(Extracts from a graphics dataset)
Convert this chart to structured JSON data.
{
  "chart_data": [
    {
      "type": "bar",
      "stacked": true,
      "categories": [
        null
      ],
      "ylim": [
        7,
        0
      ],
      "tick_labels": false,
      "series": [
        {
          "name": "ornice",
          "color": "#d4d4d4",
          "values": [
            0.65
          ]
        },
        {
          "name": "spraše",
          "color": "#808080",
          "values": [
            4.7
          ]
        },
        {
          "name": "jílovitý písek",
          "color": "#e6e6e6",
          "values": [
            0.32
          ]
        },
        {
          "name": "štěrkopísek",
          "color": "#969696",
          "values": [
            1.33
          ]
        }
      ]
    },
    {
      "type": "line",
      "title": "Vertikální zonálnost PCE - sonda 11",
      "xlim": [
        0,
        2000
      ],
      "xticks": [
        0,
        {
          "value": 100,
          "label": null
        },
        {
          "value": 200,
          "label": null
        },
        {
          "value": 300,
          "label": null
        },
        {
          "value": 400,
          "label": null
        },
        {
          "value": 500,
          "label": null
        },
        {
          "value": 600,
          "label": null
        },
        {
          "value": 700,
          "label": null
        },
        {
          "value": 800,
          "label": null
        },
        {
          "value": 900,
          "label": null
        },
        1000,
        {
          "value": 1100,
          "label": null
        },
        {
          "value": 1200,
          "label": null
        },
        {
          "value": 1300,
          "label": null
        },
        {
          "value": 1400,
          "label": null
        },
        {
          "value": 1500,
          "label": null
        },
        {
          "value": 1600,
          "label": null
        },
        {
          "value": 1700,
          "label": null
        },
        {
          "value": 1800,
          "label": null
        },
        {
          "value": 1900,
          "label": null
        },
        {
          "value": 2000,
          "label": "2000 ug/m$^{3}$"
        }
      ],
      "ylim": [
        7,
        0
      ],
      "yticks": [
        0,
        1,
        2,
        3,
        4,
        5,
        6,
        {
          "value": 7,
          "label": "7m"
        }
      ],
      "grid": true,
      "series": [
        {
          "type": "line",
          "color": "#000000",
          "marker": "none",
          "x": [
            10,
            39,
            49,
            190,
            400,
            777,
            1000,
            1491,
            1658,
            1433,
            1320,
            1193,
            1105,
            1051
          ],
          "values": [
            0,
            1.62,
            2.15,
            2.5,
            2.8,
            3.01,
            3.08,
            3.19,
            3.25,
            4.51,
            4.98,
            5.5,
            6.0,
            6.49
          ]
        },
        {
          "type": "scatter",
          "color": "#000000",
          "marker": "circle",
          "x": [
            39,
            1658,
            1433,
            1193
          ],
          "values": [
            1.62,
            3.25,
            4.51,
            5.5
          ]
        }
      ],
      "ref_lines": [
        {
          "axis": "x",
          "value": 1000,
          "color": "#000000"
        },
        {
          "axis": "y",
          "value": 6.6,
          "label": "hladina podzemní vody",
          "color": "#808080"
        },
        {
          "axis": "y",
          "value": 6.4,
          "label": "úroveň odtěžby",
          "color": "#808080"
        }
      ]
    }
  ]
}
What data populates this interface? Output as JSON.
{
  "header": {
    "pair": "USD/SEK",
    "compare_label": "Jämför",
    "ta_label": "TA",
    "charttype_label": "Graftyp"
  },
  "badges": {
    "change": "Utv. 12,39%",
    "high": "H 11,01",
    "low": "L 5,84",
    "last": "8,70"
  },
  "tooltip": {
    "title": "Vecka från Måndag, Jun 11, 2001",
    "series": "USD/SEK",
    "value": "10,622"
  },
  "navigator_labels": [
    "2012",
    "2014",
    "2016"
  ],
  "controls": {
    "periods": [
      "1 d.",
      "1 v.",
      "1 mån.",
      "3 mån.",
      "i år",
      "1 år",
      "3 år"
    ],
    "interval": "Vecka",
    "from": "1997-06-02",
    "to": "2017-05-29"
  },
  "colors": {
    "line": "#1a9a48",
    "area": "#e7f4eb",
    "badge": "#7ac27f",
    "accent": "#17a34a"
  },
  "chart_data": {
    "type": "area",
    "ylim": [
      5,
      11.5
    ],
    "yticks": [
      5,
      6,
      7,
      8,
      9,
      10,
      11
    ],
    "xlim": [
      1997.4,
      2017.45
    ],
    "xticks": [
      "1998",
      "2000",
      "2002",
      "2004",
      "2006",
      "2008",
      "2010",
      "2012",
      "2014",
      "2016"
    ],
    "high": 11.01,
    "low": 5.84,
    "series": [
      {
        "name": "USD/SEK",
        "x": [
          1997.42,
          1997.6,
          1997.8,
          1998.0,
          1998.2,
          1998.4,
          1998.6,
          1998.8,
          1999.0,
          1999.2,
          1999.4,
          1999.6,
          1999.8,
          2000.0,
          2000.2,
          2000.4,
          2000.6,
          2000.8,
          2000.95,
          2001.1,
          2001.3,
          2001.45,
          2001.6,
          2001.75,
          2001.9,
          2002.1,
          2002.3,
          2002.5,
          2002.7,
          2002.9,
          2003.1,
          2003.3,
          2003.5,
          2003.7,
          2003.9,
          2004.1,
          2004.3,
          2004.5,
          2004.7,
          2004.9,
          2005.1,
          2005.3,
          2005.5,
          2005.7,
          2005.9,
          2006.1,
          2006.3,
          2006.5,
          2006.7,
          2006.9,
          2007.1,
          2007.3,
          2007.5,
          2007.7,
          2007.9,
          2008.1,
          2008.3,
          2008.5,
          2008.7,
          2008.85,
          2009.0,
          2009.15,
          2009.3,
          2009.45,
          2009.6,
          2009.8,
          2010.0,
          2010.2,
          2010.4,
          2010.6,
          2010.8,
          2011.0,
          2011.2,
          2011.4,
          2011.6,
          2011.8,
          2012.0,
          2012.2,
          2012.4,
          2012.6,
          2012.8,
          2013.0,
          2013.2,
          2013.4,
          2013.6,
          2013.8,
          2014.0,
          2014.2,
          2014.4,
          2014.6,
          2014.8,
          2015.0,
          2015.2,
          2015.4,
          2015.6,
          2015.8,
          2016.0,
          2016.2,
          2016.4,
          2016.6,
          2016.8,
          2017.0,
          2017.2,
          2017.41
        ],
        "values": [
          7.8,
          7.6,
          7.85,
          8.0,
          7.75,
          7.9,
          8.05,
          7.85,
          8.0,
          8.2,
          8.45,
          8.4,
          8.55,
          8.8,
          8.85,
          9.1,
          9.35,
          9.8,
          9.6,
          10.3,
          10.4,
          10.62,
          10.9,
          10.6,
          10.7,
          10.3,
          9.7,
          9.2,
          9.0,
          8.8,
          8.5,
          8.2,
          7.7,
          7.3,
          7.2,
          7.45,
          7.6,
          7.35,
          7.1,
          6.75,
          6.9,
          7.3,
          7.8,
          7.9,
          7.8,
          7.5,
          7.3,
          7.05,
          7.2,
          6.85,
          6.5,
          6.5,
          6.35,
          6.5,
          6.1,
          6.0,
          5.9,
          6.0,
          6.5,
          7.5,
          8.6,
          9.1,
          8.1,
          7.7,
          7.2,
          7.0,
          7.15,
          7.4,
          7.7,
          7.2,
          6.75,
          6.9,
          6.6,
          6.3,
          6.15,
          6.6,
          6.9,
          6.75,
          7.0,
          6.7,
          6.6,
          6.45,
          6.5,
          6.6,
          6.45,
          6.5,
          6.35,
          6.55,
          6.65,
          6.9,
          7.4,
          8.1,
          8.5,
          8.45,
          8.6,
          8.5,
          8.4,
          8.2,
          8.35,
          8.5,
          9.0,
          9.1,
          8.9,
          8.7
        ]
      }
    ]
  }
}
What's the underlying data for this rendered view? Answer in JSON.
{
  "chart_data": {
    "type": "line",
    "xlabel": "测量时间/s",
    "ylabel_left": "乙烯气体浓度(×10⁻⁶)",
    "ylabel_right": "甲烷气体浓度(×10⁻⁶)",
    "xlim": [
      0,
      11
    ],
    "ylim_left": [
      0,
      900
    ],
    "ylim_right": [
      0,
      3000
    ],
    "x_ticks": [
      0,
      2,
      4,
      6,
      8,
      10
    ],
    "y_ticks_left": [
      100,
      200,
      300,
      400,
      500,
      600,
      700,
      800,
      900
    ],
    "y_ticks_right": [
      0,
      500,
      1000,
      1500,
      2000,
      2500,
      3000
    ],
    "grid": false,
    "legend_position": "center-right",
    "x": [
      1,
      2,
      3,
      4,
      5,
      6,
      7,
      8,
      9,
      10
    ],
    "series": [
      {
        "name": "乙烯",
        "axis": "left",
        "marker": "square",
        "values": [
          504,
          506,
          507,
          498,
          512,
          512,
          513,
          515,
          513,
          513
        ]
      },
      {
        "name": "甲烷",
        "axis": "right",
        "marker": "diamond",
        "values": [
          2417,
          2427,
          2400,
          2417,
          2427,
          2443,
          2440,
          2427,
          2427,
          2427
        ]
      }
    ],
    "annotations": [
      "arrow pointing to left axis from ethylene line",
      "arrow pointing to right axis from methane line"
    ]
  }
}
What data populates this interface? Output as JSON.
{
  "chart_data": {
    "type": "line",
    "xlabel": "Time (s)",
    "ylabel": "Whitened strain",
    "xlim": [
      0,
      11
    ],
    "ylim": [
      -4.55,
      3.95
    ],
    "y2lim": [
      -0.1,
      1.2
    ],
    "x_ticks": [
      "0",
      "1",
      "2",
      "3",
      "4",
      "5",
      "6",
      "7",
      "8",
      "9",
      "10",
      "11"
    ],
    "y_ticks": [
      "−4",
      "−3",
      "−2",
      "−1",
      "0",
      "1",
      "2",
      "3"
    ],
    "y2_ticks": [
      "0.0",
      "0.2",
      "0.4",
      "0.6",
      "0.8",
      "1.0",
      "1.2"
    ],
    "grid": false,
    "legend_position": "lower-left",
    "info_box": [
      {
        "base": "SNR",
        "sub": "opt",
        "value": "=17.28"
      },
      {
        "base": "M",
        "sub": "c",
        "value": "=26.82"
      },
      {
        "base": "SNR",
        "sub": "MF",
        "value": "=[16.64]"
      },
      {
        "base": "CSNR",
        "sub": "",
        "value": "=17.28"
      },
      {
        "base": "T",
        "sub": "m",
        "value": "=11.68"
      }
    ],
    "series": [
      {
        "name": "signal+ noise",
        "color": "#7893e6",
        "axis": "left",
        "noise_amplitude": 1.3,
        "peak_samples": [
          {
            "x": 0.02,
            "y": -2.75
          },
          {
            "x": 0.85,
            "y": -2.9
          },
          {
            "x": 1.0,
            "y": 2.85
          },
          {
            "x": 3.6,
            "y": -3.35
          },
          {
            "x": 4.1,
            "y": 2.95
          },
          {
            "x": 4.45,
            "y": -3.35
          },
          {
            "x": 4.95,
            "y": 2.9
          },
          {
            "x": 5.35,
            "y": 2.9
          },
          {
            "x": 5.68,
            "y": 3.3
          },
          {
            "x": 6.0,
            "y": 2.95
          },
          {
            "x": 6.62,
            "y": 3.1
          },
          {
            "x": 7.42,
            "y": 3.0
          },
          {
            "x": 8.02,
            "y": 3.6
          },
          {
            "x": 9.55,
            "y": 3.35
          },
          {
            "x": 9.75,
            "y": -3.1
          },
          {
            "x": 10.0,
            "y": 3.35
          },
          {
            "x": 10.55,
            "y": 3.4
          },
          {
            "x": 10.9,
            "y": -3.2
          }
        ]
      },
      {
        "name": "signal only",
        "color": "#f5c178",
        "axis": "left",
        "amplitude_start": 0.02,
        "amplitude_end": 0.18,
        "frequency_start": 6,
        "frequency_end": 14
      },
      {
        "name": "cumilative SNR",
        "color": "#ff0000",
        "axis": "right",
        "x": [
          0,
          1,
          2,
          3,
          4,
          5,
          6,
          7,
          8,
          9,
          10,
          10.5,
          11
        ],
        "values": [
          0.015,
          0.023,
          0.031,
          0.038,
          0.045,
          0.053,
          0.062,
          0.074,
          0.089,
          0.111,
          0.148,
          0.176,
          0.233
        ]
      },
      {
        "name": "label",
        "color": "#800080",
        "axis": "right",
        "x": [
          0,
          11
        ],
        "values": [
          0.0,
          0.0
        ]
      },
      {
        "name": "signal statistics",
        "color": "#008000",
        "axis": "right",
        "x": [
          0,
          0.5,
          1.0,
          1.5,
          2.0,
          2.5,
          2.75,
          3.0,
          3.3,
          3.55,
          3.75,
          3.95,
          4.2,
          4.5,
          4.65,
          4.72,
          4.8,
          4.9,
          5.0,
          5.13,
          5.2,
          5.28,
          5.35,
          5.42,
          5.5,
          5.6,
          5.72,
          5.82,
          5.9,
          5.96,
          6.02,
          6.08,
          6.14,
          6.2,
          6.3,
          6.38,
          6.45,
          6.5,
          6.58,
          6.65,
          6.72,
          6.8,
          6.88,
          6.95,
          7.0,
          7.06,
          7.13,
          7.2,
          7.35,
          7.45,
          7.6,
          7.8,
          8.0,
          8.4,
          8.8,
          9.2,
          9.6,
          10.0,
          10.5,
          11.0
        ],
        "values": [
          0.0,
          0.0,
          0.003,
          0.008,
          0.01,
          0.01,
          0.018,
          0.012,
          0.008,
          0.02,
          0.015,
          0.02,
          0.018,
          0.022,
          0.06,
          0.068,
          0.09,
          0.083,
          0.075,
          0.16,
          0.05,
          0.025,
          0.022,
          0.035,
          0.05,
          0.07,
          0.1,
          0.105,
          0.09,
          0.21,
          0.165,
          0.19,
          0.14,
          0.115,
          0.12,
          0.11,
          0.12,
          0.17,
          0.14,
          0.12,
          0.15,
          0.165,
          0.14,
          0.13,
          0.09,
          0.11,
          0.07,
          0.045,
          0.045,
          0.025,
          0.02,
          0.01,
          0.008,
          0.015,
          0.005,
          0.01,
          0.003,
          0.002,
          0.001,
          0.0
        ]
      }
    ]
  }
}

TASK REQUIREMENTS:
Which lines include the word "Vecka"? List them all.

THE RESPONSE:
    "title": "Vecka från Måndag, Jun 11, 2001",
    "interval": "Vecka",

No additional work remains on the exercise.